• **EXERCISE OBJECTIVE**
Transcribe the data that follows precisely, omitting nothing.

• **DATA SUPPLIED**
▽

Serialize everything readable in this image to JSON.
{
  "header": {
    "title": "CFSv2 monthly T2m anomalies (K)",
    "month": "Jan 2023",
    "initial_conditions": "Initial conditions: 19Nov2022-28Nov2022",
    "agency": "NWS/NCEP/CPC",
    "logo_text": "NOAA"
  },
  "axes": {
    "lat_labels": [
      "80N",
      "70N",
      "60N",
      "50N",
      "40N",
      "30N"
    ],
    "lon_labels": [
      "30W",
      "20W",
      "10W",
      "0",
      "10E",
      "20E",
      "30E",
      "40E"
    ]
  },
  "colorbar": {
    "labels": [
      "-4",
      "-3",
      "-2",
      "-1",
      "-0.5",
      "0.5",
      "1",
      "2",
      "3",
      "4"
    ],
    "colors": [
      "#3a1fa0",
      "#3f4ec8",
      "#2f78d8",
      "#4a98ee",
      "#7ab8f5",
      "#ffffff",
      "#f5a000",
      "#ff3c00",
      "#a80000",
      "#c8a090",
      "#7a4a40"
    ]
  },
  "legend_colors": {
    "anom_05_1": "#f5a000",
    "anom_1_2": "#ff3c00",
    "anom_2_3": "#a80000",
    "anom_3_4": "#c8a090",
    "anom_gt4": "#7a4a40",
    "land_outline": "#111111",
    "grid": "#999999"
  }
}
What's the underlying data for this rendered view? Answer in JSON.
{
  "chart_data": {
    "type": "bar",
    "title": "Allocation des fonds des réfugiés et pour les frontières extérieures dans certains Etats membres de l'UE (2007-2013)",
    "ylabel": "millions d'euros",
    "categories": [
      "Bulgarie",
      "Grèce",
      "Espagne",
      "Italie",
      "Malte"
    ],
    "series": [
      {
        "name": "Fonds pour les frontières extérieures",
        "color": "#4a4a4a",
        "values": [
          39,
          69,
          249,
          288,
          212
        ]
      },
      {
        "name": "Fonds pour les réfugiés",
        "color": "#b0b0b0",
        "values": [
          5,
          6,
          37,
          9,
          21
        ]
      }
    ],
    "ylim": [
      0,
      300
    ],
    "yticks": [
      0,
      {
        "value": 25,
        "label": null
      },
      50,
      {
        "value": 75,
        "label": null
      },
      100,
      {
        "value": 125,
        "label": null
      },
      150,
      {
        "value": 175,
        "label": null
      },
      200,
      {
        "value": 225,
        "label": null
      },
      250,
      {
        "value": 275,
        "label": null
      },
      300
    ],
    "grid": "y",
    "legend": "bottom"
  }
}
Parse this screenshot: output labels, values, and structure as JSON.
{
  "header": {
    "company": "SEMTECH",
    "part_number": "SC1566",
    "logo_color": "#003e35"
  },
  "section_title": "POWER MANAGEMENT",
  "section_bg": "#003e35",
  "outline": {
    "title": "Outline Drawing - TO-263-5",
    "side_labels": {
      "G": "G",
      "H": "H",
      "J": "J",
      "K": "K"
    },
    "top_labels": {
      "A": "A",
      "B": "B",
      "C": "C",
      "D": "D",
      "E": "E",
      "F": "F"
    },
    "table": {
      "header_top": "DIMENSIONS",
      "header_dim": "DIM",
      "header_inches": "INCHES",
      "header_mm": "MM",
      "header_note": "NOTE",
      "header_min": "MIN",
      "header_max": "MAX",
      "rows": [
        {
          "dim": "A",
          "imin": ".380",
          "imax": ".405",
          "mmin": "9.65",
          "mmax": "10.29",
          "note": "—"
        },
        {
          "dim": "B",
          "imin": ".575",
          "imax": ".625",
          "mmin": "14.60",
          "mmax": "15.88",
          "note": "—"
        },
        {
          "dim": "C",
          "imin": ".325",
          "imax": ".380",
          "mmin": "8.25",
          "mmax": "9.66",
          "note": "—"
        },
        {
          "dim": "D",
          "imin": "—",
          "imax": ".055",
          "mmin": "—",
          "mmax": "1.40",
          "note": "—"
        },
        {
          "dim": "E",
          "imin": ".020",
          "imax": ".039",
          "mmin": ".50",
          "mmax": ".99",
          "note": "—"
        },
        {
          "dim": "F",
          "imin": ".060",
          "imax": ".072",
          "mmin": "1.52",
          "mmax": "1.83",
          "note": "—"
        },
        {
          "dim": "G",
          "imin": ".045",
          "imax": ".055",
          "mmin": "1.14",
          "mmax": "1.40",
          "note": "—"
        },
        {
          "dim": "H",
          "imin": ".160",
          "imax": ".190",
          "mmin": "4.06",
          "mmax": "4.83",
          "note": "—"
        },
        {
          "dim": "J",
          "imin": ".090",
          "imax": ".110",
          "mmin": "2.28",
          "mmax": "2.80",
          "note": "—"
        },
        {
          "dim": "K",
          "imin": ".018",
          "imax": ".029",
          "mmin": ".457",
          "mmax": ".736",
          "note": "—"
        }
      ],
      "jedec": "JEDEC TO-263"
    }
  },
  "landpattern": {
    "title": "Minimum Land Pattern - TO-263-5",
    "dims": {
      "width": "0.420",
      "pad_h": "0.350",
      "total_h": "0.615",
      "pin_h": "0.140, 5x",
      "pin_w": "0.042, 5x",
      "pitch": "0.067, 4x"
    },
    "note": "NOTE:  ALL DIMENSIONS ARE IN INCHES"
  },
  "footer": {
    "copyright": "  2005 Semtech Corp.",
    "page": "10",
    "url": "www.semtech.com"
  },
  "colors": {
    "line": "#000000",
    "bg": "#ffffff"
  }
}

△

• **SOLUTION TO THE PROBLEM**
Serialize everything readable in this image to JSON.
{
  "header": {
    "title": "CFSv2 monthly T2m anomalies (K)",
    "month": "Jan 2023",
    "initial_conditions": "Initial conditions: 19Nov2022-28Nov2022",
    "agency": "NWS/NCEP/CPC",
    "logo_text": "NOAA"
  },
  "axes": {
    "lat_labels": [
      "80N",
      "70N",
      "60N",
      "50N",
      "40N",
      "30N"
    ],
    "lon_labels": [
      "30W",
      "20W",
      "10W",
      "0",
      "10E",
      "20E",
      "30E",
      "40E"
    ]
  },
  "colorbar": {
    "labels": [
      "-4",
      "-3",
      "-2",
      "-1",
      "-0.5",
      "0.5",
      "1",
      "2",
      "3",
      "4"
    ],
    "colors": [
      "#3a1fa0",
      "#3f4ec8",
      "#2f78d8",
      "#4a98ee",
      "#7ab8f5",
      "#ffffff",
      "#f5a000",
      "#ff3c00",
      "#a80000",
      "#c8a090",
      "#7a4a40"
    ]
  },
  "legend_colors": {
    "anom_05_1": "#f5a000",
    "anom_1_2": "#ff3c00",
    "anom_2_3": "#a80000",
    "anom_3_4": "#c8a090",
    "anom_gt4": "#7a4a40",
    "land_outline": "#111111",
    "grid": "#999999"
  }
}
What's the underlying data for this rendered view? Answer in JSON.
{
  "chart_data": {
    "type": "bar",
    "title": "Allocation des fonds des réfugiés et pour les frontières extérieures dans certains Etats membres de l'UE (2007-2013)",
    "ylabel": "millions d'euros",
    "categories": [
      "Bulgarie",
      "Grèce",
      "Espagne",
      "Italie",
      "Malte"
    ],
    "series": [
      {
        "name": "Fonds pour les frontières extérieures",
        "color": "#4a4a4a",
        "values": [
          39,
          69,
          249,
          288,
          212
        ]
      },
      {
        "name": "Fonds pour les réfugiés",
        "color": "#b0b0b0",
        "values": [
          5,
          6,
          37,
          9,
          21
        ]
      }
    ],
    "ylim": [
      0,
      300
    ],
    "yticks": [
      0,
      {
        "value": 25,
        "label": null
      },
      50,
      {
        "value": 75,
        "label": null
      },
      100,
      {
        "value": 125,
        "label": null
      },
      150,
      {
        "value": 175,
        "label": null
      },
      200,
      {
        "value": 225,
        "label": null
      },
      250,
      {
        "value": 275,
        "label": null
      },
      300
    ],
    "grid": "y",
    "legend": "bottom"
  }
}
Parse this screenshot: output labels, values, and structure as JSON.
{
  "header": {
    "company": "SEMTECH",
    "part_number": "SC1566",
    "logo_color": "#003e35"
  },
  "section_title": "POWER MANAGEMENT",
  "section_bg": "#003e35",
  "outline": {
    "title": "Outline Drawing - TO-263-5",
    "side_labels": {
      "G": "G",
      "H": "H",
      "J": "J",
      "K": "K"
    },
    "top_labels": {
      "A": "A",
      "B": "B",
      "C": "C",
      "D": "D",
      "E": "E",
      "F": "F"
    },
    "table": {
      "header_top": "DIMENSIONS",
      "header_dim": "DIM",
      "header_inches": "INCHES",
      "header_mm": "MM",
      "header_note": "NOTE",
      "header_min": "MIN",
      "header_max": "MAX",
      "rows": [
        {
          "dim": "A",
          "imin": ".380",
          "imax": ".405",
          "mmin": "9.65",
          "mmax": "10.29",
          "note": "—"
        },
        {
          "dim": "B",
          "imin": ".575",
          "imax": ".625",
          "mmin": "14.60",
          "mmax": "15.88",
          "note": "—"
        },
        {
          "dim": "C",
          "imin": ".325",
          "imax": ".380",
          "mmin": "8.25",
          "mmax": "9.66",
          "note": "—"
        },
        {
          "dim": "D",
          "imin": "—",
          "imax": ".055",
          "mmin": "—",
          "mmax": "1.40",
          "note": "—"
        },
        {
          "dim": "E",
          "imin": ".020",
          "imax": ".039",
          "mmin": ".50",
          "mmax": ".99",
          "note": "—"
        },
        {
          "dim": "F",
          "imin": ".060",
          "imax": ".072",
          "mmin": "1.52",
          "mmax": "1.83",
          "note": "—"
        },
        {
          "dim": "G",
          "imin": ".045",
          "imax": ".055",
          "mmin": "1.14",
          "mmax": "1.40",
          "note": "—"
        },
        {
          "dim": "H",
          "imin": ".160",
          "imax": ".190",
          "mmin": "4.06",
          "mmax": "4.83",
          "note": "—"
        },
        {
          "dim": "J",
          "imin": ".090",
          "imax": ".110",
          "mmin": "2.28",
          "mmax": "2.80",
          "note": "—"
        },
        {
          "dim": "K",
          "imin": ".018",
          "imax": ".029",
          "mmin": ".457",
          "mmax": ".736",
          "note": "—"
        }
      ],
      "jedec": "JEDEC TO-263"
    }
  },
  "landpattern": {
    "title": "Minimum Land Pattern - TO-263-5",
    "dims": {
      "width": "0.420",
      "pad_h": "0.350",
      "total_h": "0.615",
      "pin_h": "0.140, 5x",
      "pin_w": "0.042, 5x",
      "pitch": "0.067, 4x"
    },
    "note": "NOTE:  ALL DIMENSIONS ARE IN INCHES"
  },
  "footer": {
    "copyright": "  2005 Semtech Corp.",
    "page": "10",
    "url": "www.semtech.com"
  },
  "colors": {
    "line": "#000000",
    "bg": "#ffffff"
  }
}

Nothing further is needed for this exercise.